▶ **Excerpted text**:
———

Arturo Stable is a Cuban master percussionist and composer. His diverse musical experience and unique sound have allowed him to work in many environments, but he is best known as a Latin jazz percussionist. He has performed in many famous jazz festivals around the world, such as the San Francisco Jazz Festival and the Vitoria-Gasteiz jazz festival, and has also played with some of the most notable jazz performers, including Paquito D'Rivera. Esperanza Spalding and David Sánchez,

Early life

Youth
Stable was born in Santiago de Cuba, the cradle of the island nation's most important center of culture and home of such elemental music styles as the Guajira and Son. Nurtured in a family that is deeply involved in the performing and visual arts and encouraged by his father Arturo Sr., a musician and a painter, the youngster began his formal study of music at the age of four, taking piano and theory lessons.

Early education
When his family moved to Havana, Stable continued his music education. He earned his first degree, in percussion, at the Amadeo Roldán Conservatory, an esteemed institution that has over the decades groomed the talents of countless other celebrated Cuban musicians, among them pianists Gonzalo Rubalcaba and Hilario Durán and saxophonist Yosvany Terry.
In 1993, Stable relocated to Puebla, Mexico, a metropolis south of Mexico City, where he polished his skills as a percussionist working as a sideman, performing everything from Latin jazz to rock and traditional Latin styles. He also began his career as an educator, teaching classical and Afro-Cuban percussion at the Puebla State University (Benemérita Universidad Autónoma de Puebla). At the same time, he pursued a post-graduate degree in music education from the Puebla State Development University.

Career development

2001–07
In 2001, Stable received a scholarship to study at the Berklee College of Music. By 2003 he had earned a degree in Contemporary Writing and Production and cultivated friendships with many of the musicians who accompany him on his solo artist career. After graduating from Berklee, he released his first album as a leader, called 3rd Step, in 2004. The album's name had its origins in a three-step process that Stable had planned to fulfill his dream of becoming a skillful musician. The first step involved moving to the U.S. in order to have the chance to fulfill his career goals. The second step consisted of furthering his learning and growing musically. Finally, the third step was to create a recording where he could apply all the lessons he had learned (thus far). Stable's debut album was received with warm reviews, including from Latin Beat Magazine, which stated: "Stable, who also composed and arranged, shows that he has staying power with this first project."

———

▶ **Extracted entries**:
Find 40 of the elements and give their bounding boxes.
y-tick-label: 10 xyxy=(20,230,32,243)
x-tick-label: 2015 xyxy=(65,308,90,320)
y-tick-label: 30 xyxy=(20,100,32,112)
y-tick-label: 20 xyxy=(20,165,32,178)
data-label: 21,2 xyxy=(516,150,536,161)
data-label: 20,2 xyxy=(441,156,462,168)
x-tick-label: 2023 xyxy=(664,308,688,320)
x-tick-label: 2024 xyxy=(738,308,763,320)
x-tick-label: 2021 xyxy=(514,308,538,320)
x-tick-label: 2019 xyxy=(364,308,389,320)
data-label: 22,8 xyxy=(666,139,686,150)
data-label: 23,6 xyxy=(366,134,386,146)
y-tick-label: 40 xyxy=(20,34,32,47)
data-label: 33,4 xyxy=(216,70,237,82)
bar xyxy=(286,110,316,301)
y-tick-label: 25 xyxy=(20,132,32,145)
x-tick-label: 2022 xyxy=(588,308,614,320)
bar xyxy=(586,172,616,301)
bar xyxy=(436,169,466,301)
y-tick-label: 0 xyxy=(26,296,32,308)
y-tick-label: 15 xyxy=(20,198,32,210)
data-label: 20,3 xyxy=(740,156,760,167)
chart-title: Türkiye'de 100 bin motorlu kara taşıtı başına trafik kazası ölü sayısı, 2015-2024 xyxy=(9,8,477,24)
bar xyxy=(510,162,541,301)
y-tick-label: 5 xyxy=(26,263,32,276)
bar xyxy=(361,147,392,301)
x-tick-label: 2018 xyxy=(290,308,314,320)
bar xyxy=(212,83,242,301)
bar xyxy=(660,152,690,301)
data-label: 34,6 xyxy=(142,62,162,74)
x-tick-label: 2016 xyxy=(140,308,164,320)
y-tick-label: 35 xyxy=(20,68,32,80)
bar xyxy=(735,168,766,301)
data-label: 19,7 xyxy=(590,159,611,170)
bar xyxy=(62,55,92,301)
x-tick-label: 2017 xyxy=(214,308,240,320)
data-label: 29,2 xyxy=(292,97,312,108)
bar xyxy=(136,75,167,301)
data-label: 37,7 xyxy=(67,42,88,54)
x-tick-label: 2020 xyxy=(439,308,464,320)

———

▶ **Assigned task 1**: From the text on Arturo Stable, copy the stretch from "Early education" through "saxophonist Yosvany Terry.".
▶ **Assigned task 2**:
Based on the text on Arturo Stable, answer yes or no to each statement and quote the words that decide it.
(a) Stable began formal music study at age four with piano and theory lessons.
(b) Stable earned his first degree at the Berklee College of Music.
(c) Stable's first album as a leader came out in 2004.
▶ **Assigned task 3**: Write the next part of the text on Arturo Stable, starting after its last sentence.

▶ **Reply 1**:
Early education
When his family moved to Havana, Stable continued his music education. He earned his first degree, in percussion, at the Amadeo Roldán Conservatory, an esteemed institution that has over the decades groomed the talents of countless other celebrated Cuban musicians, among them pianists Gonzalo Rubalcaba and Hilario Durán and saxophonist Yosvany Terry.

▶ **Reply 2**:
(a) Yes: "the youngster began his formal study of music at the age of four, taking piano and theory lessons"
(b) No: "He earned his first degree, in percussion, at the Amadeo Roldán Conservatory"
(c) Yes: "he released his first album as a leader, called 3rd Step, in 2004"

▶ **Reply 3**:
In the years following his debut album, Stable expanded his musical horizons and enriched his cultural knowledge. In July 2006 he played as a member of Javier Vercher's Sexteto for the 30th edition of the Vitoria-Gasteiz jazz festival (Spain).
Stable contributed as a co-founder of Musinetwork School of Music (currently the most important music education website for Spanish speakers) in 2007. There, he has reached music students from all over the world who cannot afford the cost of studying abroad with great professors and has helped them master the skills and knowledge they will need to become talented musicians.

Also in 2007, Stable released his second album as leader, Notes on Canvas, to several positive reviews including that of JazzTimes magazine, which stated: "Emotive melodies and masterful arrangements reflect his subjects' origins, while Stable thrusts directly to the center with powerful rhythmic leadership". In this superb Jazz masterpiece that includes the participation of more than a dozen of great musicians, Stable composed each tune inspired by 9 different paintings that Stable chose from his favorite pieces of art. The album's release was celebrated on December at Cachaça Jazz Club,
where Stable led a stellar quintet, featuring saxophonist Miguel Zenon, pianist Robert Rodriguez, bassist Edward Perez and drummer Henry Cole.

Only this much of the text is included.